START

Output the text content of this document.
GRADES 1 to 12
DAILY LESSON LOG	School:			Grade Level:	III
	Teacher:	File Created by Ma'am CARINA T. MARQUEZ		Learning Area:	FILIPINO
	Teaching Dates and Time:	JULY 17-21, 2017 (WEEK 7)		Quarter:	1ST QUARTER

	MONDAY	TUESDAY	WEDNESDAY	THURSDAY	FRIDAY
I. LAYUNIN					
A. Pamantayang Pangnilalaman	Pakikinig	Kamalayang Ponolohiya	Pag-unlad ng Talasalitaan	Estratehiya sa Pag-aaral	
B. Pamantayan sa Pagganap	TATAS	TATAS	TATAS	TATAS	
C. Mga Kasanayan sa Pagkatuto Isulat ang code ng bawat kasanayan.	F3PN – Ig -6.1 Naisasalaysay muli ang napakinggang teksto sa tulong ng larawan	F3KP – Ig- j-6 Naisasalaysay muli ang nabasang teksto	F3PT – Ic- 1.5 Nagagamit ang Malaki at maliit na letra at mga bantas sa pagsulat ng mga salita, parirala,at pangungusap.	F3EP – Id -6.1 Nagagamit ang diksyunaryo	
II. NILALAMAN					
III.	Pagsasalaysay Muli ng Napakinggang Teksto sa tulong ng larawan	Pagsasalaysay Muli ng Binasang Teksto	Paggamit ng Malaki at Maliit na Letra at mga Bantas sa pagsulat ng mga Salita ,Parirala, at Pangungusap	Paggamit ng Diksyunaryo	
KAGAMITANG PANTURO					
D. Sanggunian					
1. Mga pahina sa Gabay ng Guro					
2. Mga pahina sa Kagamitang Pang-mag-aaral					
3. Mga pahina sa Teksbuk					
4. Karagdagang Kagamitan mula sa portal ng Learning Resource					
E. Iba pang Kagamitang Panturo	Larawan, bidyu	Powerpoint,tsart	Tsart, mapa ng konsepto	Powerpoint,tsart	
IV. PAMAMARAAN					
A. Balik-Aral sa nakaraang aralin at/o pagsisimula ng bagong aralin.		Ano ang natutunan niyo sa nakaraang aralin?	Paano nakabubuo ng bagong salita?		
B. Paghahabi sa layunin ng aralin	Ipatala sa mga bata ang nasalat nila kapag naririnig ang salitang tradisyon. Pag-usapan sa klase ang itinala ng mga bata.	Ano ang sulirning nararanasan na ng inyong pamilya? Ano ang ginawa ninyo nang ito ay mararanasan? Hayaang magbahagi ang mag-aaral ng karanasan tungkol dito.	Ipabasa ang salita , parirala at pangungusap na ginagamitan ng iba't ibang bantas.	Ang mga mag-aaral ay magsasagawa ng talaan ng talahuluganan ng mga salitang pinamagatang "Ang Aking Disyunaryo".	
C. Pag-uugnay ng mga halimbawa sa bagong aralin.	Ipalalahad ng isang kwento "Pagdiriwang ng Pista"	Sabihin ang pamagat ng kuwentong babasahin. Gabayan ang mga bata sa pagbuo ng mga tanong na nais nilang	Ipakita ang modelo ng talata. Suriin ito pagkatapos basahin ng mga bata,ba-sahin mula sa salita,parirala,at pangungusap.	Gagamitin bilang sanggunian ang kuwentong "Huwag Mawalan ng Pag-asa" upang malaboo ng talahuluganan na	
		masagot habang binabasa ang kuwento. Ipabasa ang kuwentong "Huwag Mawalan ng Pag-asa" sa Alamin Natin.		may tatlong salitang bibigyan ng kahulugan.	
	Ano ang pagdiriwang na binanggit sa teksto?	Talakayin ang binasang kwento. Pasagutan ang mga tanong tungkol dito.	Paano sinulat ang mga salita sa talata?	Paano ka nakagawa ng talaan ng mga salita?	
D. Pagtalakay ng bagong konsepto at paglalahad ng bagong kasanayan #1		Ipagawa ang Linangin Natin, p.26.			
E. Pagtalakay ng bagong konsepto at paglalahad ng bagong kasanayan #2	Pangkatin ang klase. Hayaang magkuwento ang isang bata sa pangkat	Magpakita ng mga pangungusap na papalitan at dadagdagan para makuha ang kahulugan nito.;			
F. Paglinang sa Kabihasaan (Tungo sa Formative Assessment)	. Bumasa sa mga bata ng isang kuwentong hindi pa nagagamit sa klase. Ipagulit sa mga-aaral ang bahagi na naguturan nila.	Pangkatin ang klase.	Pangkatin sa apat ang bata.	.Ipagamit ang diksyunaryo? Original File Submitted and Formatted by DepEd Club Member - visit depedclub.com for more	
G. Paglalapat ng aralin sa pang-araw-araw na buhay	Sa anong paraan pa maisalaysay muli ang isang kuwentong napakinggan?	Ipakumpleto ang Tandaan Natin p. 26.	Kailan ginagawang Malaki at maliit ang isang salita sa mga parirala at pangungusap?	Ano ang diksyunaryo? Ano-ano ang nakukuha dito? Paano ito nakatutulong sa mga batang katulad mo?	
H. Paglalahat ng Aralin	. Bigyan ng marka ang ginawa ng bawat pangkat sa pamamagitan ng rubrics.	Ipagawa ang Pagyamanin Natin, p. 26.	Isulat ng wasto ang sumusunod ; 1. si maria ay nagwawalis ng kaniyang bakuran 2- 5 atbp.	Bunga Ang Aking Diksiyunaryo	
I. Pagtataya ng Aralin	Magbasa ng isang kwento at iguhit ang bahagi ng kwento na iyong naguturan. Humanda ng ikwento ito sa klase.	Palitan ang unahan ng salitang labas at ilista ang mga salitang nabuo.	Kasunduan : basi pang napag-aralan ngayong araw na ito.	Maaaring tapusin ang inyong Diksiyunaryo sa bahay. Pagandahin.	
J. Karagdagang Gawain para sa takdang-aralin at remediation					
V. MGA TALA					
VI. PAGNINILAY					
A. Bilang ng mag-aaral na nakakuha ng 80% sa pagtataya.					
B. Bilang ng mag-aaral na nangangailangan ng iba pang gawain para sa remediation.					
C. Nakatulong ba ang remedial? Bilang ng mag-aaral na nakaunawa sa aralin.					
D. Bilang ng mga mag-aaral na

END

Restate each record word for word.

■ **EXERCISE OUTPUT**
Output the text content of this document.
GRADES 1 to 12
DAILY LESSON LOG	School:			Grade Level:	III
	Teacher:	File Created by Ma'am CARINA T. MARQUEZ		Learning Area:	FILIPINO
	Teaching Dates and Time:	JULY 17-21, 2017 (WEEK 7)		Quarter:	1ST QUARTER

	MONDAY	TUESDAY	WEDNESDAY	THURSDAY	FRIDAY
I. LAYUNIN					
A. Pamantayang Pangnilalaman	Pakikinig	Kamalayang Ponolohiya	Pag-unlad ng Talasalitaan	Estratehiya sa Pag-aaral	
B. Pamantayan sa Pagganap	TATAS	TATAS	TATAS	TATAS	
C. Mga Kasanayan sa Pagkatuto Isulat ang code ng bawat kasanayan.	F3PN – Ig -6.1 Naisasalaysay muli ang napakinggang teksto sa tulong ng larawan	F3KP – Ig- j-6 Naisasalaysay muli ang nabasang teksto	F3PT – Ic- 1.5 Nagagamit ang Malaki at maliit na letra at mga bantas sa pagsulat ng mga salita, parirala,at pangungusap.	F3EP – Id -6.1 Nagagamit ang diksyunaryo	
II. NILALAMAN					
III.	Pagsasalaysay Muli ng Napakinggang Teksto sa tulong ng larawan	Pagsasalaysay Muli ng Binasang Teksto	Paggamit ng Malaki at Maliit na Letra at mga Bantas sa pagsulat ng mga Salita ,Parirala, at Pangungusap	Paggamit ng Diksyunaryo	
KAGAMITANG PANTURO					
D. Sanggunian					
1. Mga pahina sa Gabay ng Guro					
2. Mga pahina sa Kagamitang Pang-mag-aaral					
3. Mga pahina sa Teksbuk					
4. Karagdagang Kagamitan mula sa portal ng Learning Resource					
E. Iba pang Kagamitang Panturo	Larawan, bidyu	Powerpoint,tsart	Tsart, mapa ng konsepto	Powerpoint,tsart	
IV. PAMAMARAAN					
A. Balik-Aral sa nakaraang aralin at/o pagsisimula ng bagong aralin.		Ano ang natutunan niyo sa nakaraang aralin?	Paano nakabubuo ng bagong salita?		
B. Paghahabi sa layunin ng aralin	Ipatala sa mga bata ang nasalat nila kapag naririnig ang salitang tradisyon. Pag-usapan sa klase ang itinala ng mga bata.	Ano ang sulirning nararanasan na ng inyong pamilya? Ano ang ginawa ninyo nang ito ay mararanasan? Hayaang magbahagi ang mag-aaral ng karanasan tungkol dito.	Ipabasa ang salita , parirala at pangungusap na ginagamitan ng iba't ibang bantas.	Ang mga mag-aaral ay magsasagawa ng talaan ng talahuluganan ng mga salitang pinamagatang "Ang Aking Disyunaryo".	
C. Pag-uugnay ng mga halimbawa sa bagong aralin.	Ipalalahad ng isang kwento "Pagdiriwang ng Pista"	Sabihin ang pamagat ng kuwentong babasahin. Gabayan ang mga bata sa pagbuo ng mga tanong na nais nilang	Ipakita ang modelo ng talata. Suriin ito pagkatapos basahin ng mga bata,ba-sahin mula sa salita,parirala,at pangungusap.	Gagamitin bilang sanggunian ang kuwentong "Huwag Mawalan ng Pag-asa" upang malaboo ng talahuluganan na	
		masagot habang binabasa ang kuwento. Ipabasa ang kuwentong "Huwag Mawalan ng Pag-asa" sa Alamin Natin.		may tatlong salitang bibigyan ng kahulugan.	
	Ano ang pagdiriwang na binanggit sa teksto?	Talakayin ang binasang kwento. Pasagutan ang mga tanong tungkol dito.	Paano sinulat ang mga salita sa talata?	Paano ka nakagawa ng talaan ng mga salita?	
D. Pagtalakay ng bagong konsepto at paglalahad ng bagong kasanayan #1		Ipagawa ang Linangin Natin, p.26.			
E. Pagtalakay ng bagong konsepto at paglalahad ng bagong kasanayan #2	Pangkatin ang klase. Hayaang magkuwento ang isang bata sa pangkat	Magpakita ng mga pangungusap na papalitan at dadagdagan para makuha ang kahulugan nito.;			
F. Paglinang sa Kabihasaan (Tungo sa Formative Assessment)	. Bumasa sa mga bata ng isang kuwentong hindi pa nagagamit sa klase. Ipagulit sa mga-aaral ang bahagi na naguturan nila.	Pangkatin ang klase.	Pangkatin sa apat ang bata.	.Ipagamit ang diksyunaryo? Original File Submitted and Formatted by DepEd Club Member - visit depedclub.com for more	
G. Paglalapat ng aralin sa pang-araw-araw na buhay	Sa anong paraan pa maisalaysay muli ang isang kuwentong napakinggan?	Ipakumpleto ang Tandaan Natin p. 26.	Kailan ginagawang Malaki at maliit ang isang salita sa mga parirala at pangungusap?	Ano ang diksyunaryo? Ano-ano ang nakukuha dito? Paano ito nakatutulong sa mga batang katulad mo?	
H. Paglalahat ng Aralin	. Bigyan ng marka ang ginawa ng bawat pangkat sa pamamagitan ng rubrics.	Ipagawa ang Pagyamanin Natin, p. 26.	Isulat ng wasto ang sumusunod ; 1. si maria ay nagwawalis ng kaniyang bakuran 2- 5 atbp.	Bunga Ang Aking Diksiyunaryo	
I. Pagtataya ng Aralin	Magbasa ng isang kwento at iguhit ang bahagi ng kwento na iyong naguturan. Humanda ng ikwento ito sa klase.	Palitan ang unahan ng salitang labas at ilista ang mga salitang nabuo.	Kasunduan : basi pang napag-aralan ngayong araw na ito.	Maaaring tapusin ang inyong Diksiyunaryo sa bahay. Pagandahin.	
J. Karagdagang Gawain para sa takdang-aralin at remediation					
V. MGA TALA					
VI. PAGNINILAY					
A. Bilang ng mag-aaral na nakakuha ng 80% sa pagtataya.					
B. Bilang ng mag-aaral na nangangailangan ng iba pang gawain para sa remediation.					
C. Nakatulong ba ang remedial? Bilang ng mag-aaral na nakaunawa sa aralin.					
D. Bilang ng mga mag-aaral na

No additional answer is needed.